**Entries:**
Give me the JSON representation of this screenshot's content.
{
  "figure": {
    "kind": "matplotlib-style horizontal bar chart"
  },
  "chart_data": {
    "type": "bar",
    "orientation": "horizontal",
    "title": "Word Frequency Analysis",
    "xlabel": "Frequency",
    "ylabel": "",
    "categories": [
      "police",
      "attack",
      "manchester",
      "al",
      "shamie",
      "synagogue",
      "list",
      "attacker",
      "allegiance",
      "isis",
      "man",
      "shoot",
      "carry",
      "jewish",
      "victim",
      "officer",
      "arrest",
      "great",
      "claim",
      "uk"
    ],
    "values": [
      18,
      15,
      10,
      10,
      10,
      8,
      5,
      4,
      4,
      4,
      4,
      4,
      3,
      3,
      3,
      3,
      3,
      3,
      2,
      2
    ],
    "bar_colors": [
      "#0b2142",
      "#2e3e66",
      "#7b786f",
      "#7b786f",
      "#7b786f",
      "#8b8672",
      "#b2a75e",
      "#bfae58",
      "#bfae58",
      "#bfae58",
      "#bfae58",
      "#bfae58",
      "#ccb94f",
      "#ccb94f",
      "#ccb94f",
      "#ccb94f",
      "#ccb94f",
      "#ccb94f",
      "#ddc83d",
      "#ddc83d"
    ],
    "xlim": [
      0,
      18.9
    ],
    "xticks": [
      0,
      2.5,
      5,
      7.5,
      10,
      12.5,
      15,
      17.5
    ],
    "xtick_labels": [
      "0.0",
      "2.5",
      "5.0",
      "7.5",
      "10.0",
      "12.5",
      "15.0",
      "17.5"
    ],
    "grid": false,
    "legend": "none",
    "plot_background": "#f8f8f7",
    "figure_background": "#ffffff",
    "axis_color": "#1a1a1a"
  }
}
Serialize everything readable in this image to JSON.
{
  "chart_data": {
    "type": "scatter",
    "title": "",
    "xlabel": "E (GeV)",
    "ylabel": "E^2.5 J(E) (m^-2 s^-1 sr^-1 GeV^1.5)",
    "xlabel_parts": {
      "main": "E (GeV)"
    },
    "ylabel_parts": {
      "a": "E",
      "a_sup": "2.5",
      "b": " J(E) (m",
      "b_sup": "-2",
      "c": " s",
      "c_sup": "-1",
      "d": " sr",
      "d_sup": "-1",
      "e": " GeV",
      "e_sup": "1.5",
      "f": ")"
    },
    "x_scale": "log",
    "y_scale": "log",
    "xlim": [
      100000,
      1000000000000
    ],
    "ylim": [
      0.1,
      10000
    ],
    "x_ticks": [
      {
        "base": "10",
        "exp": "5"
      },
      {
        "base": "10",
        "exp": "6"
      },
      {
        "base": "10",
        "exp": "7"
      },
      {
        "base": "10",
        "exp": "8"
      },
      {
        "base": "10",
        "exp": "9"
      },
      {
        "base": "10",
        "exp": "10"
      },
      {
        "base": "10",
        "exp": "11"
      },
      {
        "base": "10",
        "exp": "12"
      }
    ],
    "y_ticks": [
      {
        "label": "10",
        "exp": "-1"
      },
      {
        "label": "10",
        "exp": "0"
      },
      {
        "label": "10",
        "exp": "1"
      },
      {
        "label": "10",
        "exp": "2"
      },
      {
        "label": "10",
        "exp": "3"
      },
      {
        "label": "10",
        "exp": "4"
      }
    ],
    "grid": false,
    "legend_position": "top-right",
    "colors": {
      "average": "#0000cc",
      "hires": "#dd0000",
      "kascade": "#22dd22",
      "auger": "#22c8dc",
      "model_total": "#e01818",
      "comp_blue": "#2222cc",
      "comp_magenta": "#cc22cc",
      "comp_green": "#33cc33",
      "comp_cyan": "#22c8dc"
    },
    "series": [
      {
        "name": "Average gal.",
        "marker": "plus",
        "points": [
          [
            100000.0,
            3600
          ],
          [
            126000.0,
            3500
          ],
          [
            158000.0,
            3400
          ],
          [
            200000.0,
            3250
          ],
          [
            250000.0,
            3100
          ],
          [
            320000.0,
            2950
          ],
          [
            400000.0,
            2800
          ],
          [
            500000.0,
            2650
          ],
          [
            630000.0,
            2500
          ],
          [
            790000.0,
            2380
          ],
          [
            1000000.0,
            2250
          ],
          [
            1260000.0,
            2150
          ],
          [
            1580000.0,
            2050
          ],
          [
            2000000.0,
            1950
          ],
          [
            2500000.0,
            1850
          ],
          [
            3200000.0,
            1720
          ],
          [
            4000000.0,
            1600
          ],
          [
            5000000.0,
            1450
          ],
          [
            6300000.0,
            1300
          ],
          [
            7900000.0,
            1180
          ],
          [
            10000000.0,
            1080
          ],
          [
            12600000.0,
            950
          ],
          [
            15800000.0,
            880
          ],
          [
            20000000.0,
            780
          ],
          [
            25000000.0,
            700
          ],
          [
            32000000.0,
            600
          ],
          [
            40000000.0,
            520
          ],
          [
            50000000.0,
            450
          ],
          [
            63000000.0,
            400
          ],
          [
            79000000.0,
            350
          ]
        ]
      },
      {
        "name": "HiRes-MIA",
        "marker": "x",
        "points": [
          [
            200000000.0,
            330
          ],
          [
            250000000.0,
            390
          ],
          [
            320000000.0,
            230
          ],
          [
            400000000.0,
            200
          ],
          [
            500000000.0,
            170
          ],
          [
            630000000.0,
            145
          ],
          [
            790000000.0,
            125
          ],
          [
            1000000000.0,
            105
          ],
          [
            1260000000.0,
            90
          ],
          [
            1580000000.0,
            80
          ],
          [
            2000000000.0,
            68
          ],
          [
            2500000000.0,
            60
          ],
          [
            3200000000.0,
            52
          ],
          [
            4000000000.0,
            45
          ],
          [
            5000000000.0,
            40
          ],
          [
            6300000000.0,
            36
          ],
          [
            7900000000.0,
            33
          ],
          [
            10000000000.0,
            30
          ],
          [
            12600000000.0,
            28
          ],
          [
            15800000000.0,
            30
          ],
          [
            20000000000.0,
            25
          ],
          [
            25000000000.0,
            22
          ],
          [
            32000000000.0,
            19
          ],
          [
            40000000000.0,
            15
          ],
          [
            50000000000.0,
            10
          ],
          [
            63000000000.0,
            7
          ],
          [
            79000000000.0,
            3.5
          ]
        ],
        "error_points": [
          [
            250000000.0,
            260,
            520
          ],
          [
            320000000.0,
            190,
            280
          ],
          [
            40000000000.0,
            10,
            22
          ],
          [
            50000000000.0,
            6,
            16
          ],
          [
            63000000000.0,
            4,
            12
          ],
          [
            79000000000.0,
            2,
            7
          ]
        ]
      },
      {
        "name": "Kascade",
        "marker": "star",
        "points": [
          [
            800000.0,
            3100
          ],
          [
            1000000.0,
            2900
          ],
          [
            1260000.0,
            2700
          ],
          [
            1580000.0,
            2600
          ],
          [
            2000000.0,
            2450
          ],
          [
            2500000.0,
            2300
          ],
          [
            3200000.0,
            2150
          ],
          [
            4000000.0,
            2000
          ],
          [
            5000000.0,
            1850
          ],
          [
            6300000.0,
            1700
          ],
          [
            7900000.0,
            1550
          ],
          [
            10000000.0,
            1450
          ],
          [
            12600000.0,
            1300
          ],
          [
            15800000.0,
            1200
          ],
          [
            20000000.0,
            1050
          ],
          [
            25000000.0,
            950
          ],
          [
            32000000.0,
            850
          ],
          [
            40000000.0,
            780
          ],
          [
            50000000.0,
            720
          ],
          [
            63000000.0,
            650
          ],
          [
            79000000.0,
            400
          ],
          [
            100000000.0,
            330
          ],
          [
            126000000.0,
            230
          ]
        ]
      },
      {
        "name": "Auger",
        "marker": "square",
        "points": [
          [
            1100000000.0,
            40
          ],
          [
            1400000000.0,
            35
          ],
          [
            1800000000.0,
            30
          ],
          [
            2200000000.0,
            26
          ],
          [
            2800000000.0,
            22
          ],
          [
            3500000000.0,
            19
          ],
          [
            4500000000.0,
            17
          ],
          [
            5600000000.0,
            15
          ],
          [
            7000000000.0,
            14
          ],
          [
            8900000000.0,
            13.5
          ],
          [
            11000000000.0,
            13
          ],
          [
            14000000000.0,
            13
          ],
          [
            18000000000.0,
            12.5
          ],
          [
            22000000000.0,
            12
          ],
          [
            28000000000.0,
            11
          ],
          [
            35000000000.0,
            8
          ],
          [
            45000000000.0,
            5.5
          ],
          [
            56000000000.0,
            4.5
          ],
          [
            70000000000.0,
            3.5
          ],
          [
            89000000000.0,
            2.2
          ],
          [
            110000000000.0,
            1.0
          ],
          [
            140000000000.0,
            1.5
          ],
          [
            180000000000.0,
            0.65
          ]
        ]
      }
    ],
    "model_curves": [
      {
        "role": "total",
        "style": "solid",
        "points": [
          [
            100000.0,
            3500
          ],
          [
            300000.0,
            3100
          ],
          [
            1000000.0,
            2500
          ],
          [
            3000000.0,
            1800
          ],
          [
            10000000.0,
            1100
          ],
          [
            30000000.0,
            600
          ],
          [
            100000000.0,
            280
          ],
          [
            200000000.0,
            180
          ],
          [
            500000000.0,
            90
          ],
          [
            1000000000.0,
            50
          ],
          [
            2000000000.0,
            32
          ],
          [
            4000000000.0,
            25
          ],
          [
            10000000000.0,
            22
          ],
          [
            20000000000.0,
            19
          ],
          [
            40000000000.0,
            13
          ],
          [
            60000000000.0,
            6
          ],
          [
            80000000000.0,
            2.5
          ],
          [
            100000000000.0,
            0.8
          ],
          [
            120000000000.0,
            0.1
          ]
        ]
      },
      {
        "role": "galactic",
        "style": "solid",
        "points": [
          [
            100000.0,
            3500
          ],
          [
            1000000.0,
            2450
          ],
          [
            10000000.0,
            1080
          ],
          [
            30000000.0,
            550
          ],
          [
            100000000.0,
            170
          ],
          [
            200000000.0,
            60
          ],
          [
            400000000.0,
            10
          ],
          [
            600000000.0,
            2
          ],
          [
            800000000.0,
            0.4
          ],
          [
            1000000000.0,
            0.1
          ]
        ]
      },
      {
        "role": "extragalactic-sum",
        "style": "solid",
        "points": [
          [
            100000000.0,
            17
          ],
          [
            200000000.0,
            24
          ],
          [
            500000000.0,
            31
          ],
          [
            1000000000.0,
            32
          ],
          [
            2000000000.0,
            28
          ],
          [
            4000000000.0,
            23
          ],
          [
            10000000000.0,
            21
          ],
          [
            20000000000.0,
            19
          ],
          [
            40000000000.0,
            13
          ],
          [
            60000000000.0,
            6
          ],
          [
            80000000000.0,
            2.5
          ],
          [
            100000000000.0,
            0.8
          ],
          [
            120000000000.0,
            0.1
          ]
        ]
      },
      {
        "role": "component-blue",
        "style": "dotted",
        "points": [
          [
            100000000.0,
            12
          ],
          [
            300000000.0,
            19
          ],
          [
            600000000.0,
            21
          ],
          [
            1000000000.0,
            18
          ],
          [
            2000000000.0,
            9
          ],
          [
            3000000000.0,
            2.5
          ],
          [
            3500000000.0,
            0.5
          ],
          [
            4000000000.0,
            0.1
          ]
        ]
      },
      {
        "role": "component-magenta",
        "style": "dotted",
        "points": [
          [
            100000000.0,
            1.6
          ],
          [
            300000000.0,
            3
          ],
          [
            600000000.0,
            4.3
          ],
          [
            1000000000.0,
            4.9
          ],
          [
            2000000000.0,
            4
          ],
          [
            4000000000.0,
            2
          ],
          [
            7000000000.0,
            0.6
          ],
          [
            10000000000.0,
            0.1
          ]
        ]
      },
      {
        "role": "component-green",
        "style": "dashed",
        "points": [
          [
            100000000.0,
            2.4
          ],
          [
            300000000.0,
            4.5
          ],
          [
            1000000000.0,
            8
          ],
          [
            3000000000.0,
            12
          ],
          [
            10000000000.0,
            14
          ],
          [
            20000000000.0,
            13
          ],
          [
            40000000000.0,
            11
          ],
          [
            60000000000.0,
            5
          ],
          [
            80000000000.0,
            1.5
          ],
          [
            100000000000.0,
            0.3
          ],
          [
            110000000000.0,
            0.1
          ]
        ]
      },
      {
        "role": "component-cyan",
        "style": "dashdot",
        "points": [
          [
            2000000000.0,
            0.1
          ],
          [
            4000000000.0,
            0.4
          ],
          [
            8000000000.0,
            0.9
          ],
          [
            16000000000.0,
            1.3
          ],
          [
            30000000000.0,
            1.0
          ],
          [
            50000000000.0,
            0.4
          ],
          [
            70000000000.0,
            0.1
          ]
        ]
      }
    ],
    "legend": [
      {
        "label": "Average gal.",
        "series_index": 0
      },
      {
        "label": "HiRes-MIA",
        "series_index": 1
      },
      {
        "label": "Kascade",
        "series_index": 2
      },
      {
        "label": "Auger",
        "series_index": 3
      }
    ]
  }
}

**Objective:**
Report every line containing the word "horizontal" from the listing above.

**Task solution:**
    "kind": "matplotlib-style horizontal bar chart"
    "orientation": "horizontal",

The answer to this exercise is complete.